━━━ Data supplied ━━━

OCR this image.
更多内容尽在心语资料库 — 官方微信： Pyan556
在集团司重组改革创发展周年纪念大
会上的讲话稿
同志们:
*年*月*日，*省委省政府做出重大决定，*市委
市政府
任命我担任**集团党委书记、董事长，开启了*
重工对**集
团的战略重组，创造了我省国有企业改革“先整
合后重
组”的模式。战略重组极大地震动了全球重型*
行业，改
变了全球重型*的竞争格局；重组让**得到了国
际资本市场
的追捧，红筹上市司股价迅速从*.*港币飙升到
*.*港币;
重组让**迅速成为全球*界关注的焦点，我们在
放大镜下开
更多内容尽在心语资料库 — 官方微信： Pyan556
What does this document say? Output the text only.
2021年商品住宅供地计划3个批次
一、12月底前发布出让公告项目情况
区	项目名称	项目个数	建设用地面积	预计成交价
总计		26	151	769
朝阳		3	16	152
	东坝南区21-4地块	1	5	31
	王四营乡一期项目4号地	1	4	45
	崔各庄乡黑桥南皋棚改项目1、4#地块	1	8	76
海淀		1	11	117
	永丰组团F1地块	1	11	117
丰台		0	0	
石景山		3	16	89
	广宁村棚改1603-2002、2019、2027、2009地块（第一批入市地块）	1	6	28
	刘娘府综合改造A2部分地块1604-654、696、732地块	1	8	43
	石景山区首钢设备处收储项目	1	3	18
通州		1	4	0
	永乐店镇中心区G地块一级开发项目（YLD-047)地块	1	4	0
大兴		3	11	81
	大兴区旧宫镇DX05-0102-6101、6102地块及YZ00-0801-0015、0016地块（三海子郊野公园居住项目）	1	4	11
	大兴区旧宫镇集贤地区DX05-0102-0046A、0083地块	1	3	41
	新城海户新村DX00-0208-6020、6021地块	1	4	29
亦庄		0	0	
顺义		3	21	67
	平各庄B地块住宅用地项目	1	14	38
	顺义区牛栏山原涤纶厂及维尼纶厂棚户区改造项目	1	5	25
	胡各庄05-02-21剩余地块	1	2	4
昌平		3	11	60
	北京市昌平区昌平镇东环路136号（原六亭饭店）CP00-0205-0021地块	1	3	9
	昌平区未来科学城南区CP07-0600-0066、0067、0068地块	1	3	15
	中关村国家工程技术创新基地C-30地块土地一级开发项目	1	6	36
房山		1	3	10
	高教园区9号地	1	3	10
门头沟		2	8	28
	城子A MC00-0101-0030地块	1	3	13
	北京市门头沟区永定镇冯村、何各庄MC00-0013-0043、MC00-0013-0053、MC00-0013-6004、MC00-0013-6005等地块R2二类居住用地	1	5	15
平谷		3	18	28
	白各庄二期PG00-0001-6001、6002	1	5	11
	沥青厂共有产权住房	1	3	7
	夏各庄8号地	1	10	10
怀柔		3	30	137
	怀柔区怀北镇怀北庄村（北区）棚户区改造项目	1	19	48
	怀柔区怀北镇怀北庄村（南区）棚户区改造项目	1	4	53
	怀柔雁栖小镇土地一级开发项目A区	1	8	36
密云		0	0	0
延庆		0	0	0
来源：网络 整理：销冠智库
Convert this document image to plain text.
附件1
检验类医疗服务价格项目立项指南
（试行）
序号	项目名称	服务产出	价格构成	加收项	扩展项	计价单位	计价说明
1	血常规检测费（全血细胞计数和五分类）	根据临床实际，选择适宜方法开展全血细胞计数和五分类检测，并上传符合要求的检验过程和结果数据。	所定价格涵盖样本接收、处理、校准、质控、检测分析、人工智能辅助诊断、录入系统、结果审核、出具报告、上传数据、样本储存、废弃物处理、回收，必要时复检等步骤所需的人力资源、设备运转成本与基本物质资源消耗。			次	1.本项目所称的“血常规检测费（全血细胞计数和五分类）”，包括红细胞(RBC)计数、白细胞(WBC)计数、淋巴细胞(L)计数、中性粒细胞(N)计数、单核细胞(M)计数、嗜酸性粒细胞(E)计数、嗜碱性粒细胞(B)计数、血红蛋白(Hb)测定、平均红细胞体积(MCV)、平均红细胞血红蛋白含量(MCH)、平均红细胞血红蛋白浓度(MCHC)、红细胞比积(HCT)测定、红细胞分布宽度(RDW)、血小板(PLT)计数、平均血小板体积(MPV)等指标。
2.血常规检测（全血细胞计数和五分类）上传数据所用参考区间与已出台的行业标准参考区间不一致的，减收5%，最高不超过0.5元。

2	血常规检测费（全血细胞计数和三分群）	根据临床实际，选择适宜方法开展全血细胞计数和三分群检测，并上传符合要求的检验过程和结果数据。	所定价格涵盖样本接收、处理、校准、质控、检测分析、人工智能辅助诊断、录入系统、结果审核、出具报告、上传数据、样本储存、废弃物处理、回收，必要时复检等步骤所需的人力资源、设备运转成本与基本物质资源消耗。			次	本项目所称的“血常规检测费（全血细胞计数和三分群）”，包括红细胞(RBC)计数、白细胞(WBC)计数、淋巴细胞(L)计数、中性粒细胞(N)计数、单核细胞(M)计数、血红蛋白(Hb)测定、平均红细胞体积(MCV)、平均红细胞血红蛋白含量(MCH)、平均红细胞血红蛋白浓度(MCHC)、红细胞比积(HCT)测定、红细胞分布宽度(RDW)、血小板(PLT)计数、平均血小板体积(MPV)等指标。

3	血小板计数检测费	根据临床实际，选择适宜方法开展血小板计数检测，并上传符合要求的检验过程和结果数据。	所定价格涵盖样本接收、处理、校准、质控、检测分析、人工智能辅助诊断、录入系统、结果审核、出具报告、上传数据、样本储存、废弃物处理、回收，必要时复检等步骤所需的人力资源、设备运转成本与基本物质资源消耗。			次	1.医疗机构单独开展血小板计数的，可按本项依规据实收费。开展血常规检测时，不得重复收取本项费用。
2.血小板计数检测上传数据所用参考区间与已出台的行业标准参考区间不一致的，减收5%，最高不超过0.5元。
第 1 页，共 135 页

━━━

Goal.
Give the count of lines in the data shown above that contain "text", and nothing else.

Task solution.
2